Reproduce the records below word for word, omitting the pictures from your answer.
>> Begin
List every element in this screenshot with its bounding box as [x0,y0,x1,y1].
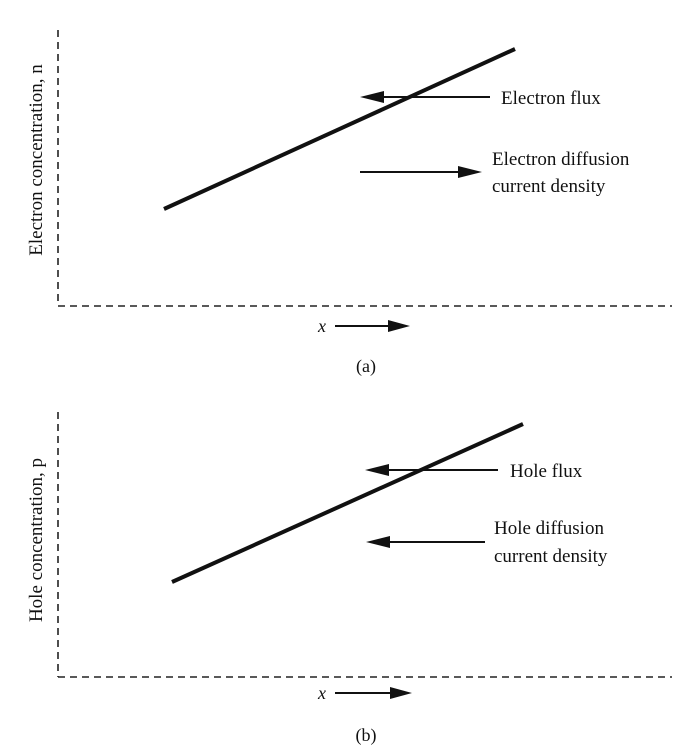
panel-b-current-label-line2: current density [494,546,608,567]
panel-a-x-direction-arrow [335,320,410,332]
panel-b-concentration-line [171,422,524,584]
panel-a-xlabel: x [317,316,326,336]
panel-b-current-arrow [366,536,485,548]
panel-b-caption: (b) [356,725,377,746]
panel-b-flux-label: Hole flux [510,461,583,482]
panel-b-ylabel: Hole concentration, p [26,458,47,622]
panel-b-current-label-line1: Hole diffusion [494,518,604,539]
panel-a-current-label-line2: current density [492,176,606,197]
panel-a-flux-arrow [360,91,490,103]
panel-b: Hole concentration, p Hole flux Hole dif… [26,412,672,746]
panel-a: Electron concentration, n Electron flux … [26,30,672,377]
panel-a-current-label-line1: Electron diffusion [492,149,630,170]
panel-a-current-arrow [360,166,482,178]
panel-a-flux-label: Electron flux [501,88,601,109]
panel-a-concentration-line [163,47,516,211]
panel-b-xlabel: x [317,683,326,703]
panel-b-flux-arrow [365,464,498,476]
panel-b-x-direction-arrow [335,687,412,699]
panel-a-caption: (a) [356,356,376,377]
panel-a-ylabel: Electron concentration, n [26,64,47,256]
>> End
* [Answer to this task]:
List every element in this screenshot with its bounding box as [x0,y0,x1,y1].
panel-b-current-label-line2: current density [494,546,608,567]
panel-a-x-direction-arrow [335,320,410,332]
panel-b-concentration-line [171,422,524,584]
panel-a-xlabel: x [317,316,326,336]
panel-b-current-arrow [366,536,485,548]
panel-b-caption: (b) [356,725,377,746]
panel-b-flux-label: Hole flux [510,461,583,482]
panel-b-ylabel: Hole concentration, p [26,458,47,622]
panel-b-current-label-line1: Hole diffusion [494,518,604,539]
panel-a-current-label-line2: current density [492,176,606,197]
panel-a-flux-arrow [360,91,490,103]
panel-b: Hole concentration, p Hole flux Hole dif… [26,412,672,746]
panel-a: Electron concentration, n Electron flux … [26,30,672,377]
panel-a-current-label-line1: Electron diffusion [492,149,630,170]
panel-a-current-arrow [360,166,482,178]
panel-a-flux-label: Electron flux [501,88,601,109]
panel-a-concentration-line [163,47,516,211]
panel-b-xlabel: x [317,683,326,703]
panel-b-flux-arrow [365,464,498,476]
panel-b-x-direction-arrow [335,687,412,699]
panel-a-caption: (a) [356,356,376,377]
panel-a-ylabel: Electron concentration, n [26,64,47,256]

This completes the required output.